Written problem: Say how many lines hold the string "PRAO"; please write nothing but the number.
....
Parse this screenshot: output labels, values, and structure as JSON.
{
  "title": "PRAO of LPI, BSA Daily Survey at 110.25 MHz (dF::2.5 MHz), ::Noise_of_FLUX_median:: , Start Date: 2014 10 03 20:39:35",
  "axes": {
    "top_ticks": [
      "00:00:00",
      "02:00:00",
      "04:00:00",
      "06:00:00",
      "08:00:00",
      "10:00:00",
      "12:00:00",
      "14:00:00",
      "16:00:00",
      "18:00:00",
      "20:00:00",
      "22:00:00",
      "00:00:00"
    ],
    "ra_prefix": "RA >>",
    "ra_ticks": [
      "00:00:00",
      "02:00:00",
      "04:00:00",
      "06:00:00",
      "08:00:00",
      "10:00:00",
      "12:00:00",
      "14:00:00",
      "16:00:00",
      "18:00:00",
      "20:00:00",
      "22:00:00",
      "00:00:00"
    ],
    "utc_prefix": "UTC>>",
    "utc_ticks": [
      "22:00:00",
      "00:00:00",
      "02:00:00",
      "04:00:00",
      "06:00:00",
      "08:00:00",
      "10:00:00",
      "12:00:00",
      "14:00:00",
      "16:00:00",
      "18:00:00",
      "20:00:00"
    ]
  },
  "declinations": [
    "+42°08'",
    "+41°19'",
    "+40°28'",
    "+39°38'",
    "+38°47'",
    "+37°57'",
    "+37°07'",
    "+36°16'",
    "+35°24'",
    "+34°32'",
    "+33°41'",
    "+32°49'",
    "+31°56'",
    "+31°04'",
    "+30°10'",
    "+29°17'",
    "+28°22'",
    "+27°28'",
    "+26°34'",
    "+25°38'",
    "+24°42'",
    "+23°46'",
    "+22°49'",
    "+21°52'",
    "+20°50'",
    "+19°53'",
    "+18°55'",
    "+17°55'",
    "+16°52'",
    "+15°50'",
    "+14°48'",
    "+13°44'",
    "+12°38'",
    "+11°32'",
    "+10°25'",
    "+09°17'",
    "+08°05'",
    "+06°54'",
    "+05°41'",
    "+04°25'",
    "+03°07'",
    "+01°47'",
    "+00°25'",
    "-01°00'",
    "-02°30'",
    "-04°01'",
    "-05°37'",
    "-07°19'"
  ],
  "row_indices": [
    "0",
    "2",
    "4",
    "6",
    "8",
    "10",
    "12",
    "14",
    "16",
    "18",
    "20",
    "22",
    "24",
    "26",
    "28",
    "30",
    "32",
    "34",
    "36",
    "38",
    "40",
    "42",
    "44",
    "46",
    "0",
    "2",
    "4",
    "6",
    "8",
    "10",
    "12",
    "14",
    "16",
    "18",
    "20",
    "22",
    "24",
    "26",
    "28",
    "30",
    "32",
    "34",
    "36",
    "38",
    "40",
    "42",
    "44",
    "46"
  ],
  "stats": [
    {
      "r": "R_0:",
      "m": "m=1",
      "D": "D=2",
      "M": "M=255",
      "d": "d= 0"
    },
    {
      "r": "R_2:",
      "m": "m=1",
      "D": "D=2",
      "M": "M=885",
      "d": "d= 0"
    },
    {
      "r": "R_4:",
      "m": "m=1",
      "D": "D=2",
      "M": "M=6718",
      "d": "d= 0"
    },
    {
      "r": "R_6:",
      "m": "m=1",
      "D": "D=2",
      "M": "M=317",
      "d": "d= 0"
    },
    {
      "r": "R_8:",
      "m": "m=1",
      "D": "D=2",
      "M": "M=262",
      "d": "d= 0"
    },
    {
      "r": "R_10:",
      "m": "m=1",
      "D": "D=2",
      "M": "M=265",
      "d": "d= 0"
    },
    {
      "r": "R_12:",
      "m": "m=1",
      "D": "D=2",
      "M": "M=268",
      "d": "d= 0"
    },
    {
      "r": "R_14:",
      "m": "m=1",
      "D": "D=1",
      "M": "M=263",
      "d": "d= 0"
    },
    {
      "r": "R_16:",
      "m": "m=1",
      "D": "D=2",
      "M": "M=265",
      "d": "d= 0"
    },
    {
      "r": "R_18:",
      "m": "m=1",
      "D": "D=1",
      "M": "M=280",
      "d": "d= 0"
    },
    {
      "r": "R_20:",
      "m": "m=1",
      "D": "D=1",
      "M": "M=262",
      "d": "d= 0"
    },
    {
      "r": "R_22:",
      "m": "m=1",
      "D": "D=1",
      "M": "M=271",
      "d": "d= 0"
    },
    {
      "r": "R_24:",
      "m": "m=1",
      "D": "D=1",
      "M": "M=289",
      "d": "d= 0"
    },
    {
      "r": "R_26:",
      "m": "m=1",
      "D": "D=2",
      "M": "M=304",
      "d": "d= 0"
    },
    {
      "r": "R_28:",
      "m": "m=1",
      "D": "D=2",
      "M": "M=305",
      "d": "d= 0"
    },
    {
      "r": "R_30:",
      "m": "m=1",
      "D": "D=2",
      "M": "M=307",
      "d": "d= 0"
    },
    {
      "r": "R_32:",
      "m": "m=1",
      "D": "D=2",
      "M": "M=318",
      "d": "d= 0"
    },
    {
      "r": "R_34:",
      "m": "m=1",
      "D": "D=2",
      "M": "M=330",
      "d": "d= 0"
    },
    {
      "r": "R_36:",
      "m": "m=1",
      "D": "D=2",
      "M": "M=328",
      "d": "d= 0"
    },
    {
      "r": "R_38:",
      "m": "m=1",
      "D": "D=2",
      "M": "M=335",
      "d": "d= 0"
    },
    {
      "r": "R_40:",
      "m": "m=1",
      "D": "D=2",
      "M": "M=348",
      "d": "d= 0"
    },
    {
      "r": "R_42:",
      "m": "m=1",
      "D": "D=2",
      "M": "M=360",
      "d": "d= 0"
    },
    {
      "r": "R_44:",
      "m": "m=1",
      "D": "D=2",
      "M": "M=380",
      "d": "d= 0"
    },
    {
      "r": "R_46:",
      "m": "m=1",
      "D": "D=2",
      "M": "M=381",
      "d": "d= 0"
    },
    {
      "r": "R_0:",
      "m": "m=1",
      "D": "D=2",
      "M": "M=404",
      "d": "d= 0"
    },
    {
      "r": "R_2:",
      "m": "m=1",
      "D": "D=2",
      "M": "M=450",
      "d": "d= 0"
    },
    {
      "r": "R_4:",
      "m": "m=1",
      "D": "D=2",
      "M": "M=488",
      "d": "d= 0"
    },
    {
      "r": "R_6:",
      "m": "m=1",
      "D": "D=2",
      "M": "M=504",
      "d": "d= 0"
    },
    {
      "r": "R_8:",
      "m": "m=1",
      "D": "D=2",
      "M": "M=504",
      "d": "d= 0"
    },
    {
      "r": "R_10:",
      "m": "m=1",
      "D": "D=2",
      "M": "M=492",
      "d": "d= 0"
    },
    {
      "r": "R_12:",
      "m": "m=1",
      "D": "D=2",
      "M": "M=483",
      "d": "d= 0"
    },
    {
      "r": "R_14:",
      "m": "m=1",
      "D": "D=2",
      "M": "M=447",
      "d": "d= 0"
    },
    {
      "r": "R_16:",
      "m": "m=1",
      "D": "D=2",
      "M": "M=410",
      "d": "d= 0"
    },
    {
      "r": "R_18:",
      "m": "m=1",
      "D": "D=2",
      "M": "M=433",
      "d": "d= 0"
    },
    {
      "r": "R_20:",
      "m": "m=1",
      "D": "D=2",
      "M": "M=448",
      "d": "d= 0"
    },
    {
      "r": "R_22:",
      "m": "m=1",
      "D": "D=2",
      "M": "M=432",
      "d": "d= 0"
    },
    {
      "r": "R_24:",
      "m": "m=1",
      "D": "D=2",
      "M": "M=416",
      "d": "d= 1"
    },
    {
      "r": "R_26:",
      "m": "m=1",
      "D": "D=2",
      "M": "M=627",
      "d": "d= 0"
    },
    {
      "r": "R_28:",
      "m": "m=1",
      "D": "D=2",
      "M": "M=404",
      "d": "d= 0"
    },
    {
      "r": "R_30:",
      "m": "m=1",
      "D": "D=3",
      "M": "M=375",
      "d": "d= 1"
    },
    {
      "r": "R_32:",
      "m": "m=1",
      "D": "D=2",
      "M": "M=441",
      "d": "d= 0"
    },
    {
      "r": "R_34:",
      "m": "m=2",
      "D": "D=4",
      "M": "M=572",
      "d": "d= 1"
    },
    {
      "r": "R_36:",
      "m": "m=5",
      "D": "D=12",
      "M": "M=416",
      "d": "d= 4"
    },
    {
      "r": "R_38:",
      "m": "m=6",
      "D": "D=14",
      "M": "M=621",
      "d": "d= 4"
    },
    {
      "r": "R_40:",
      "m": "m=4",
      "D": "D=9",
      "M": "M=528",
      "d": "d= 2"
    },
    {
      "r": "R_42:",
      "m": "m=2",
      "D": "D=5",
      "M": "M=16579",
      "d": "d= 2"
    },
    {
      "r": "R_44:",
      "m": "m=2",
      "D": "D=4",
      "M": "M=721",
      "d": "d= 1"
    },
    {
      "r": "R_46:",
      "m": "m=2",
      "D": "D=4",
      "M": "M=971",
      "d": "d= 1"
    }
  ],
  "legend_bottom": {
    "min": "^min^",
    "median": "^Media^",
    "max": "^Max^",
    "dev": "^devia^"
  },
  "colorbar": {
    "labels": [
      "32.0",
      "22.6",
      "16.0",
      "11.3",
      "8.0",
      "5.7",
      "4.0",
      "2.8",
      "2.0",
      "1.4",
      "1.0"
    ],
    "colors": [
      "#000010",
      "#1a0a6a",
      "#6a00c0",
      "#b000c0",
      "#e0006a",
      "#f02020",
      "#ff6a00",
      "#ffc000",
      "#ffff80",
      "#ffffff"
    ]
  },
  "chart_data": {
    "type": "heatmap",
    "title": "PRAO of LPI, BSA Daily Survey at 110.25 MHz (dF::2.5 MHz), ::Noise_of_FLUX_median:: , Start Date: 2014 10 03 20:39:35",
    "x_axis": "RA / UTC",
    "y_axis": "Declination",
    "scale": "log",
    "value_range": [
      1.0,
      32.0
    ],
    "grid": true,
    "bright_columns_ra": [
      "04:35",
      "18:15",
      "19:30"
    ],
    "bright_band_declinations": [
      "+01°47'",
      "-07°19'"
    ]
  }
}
....
Result of this task: 2